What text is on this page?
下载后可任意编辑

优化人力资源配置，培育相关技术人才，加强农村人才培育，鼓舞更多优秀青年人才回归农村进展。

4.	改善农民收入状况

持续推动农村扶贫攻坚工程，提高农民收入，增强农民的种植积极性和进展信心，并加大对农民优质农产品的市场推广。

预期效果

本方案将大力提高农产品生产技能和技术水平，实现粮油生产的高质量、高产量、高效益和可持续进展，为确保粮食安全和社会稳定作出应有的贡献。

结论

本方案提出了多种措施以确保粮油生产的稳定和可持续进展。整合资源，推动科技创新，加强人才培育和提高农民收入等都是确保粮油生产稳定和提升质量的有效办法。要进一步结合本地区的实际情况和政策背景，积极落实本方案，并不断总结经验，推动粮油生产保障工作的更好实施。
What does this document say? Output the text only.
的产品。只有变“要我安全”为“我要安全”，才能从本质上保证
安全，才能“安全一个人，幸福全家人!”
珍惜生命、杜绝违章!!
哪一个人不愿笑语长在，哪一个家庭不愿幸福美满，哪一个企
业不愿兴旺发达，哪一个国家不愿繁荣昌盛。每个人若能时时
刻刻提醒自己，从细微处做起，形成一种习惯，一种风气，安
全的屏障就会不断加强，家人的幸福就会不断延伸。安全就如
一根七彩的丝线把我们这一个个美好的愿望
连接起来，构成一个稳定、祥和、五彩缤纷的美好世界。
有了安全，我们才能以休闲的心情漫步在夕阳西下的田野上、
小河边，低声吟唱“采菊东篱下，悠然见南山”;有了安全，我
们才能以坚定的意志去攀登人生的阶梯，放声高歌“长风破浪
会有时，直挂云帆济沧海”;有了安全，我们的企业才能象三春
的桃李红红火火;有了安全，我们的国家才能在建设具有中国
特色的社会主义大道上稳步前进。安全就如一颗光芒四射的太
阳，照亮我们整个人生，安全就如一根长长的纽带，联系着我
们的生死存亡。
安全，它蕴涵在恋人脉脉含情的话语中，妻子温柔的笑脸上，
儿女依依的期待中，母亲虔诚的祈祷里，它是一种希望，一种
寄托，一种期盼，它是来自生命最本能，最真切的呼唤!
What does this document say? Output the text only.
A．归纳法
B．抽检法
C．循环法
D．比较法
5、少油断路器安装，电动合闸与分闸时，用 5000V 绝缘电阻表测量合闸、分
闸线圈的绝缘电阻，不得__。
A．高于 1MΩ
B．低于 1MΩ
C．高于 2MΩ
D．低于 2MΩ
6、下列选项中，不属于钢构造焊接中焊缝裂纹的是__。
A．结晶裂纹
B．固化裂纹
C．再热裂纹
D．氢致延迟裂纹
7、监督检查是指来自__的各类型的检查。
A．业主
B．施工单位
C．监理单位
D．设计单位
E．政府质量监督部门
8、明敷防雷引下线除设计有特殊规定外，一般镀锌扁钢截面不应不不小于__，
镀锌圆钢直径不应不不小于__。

### Goal of the exercise:
Extract the complete listing verbatim.

### Task result:
What text is on this page?
下载后可任意编辑

优化人力资源配置，培育相关技术人才，加强农村人才培育，鼓舞更多优秀青年人才回归农村进展。

4.	改善农民收入状况

持续推动农村扶贫攻坚工程，提高农民收入，增强农民的种植积极性和进展信心，并加大对农民优质农产品的市场推广。

预期效果

本方案将大力提高农产品生产技能和技术水平，实现粮油生产的高质量、高产量、高效益和可持续进展，为确保粮食安全和社会稳定作出应有的贡献。

结论

本方案提出了多种措施以确保粮油生产的稳定和可持续进展。整合资源，推动科技创新，加强人才培育和提高农民收入等都是确保粮油生产稳定和提升质量的有效办法。要进一步结合本地区的实际情况和政策背景，积极落实本方案，并不断总结经验，推动粮油生产保障工作的更好实施。
What does this document say? Output the text only.
的产品。只有变“要我安全”为“我要安全”，才能从本质上保证
安全，才能“安全一个人，幸福全家人!”
珍惜生命、杜绝违章!!
哪一个人不愿笑语长在，哪一个家庭不愿幸福美满，哪一个企
业不愿兴旺发达，哪一个国家不愿繁荣昌盛。每个人若能时时
刻刻提醒自己，从细微处做起，形成一种习惯，一种风气，安
全的屏障就会不断加强，家人的幸福就会不断延伸。安全就如
一根七彩的丝线把我们这一个个美好的愿望
连接起来，构成一个稳定、祥和、五彩缤纷的美好世界。
有了安全，我们才能以休闲的心情漫步在夕阳西下的田野上、
小河边，低声吟唱“采菊东篱下，悠然见南山”;有了安全，我
们才能以坚定的意志去攀登人生的阶梯，放声高歌“长风破浪
会有时，直挂云帆济沧海”;有了安全，我们的企业才能象三春
的桃李红红火火;有了安全，我们的国家才能在建设具有中国
特色的社会主义大道上稳步前进。安全就如一颗光芒四射的太
阳，照亮我们整个人生，安全就如一根长长的纽带，联系着我
们的生死存亡。
安全，它蕴涵在恋人脉脉含情的话语中，妻子温柔的笑脸上，
儿女依依的期待中，母亲虔诚的祈祷里，它是一种希望，一种
寄托，一种期盼，它是来自生命最本能，最真切的呼唤!
What does this document say? Output the text only.
A．归纳法
B．抽检法
C．循环法
D．比较法
5、少油断路器安装，电动合闸与分闸时，用 5000V 绝缘电阻表测量合闸、分
闸线圈的绝缘电阻，不得__。
A．高于 1MΩ
B．低于 1MΩ
C．高于 2MΩ
D．低于 2MΩ
6、下列选项中，不属于钢构造焊接中焊缝裂纹的是__。
A．结晶裂纹
B．固化裂纹
C．再热裂纹
D．氢致延迟裂纹
7、监督检查是指来自__的各类型的检查。
A．业主
B．施工单位
C．监理单位
D．设计单位
E．政府质量监督部门
8、明敷防雷引下线除设计有特殊规定外，一般镀锌扁钢截面不应不不小于__，
镀锌圆钢直径不应不不小于__。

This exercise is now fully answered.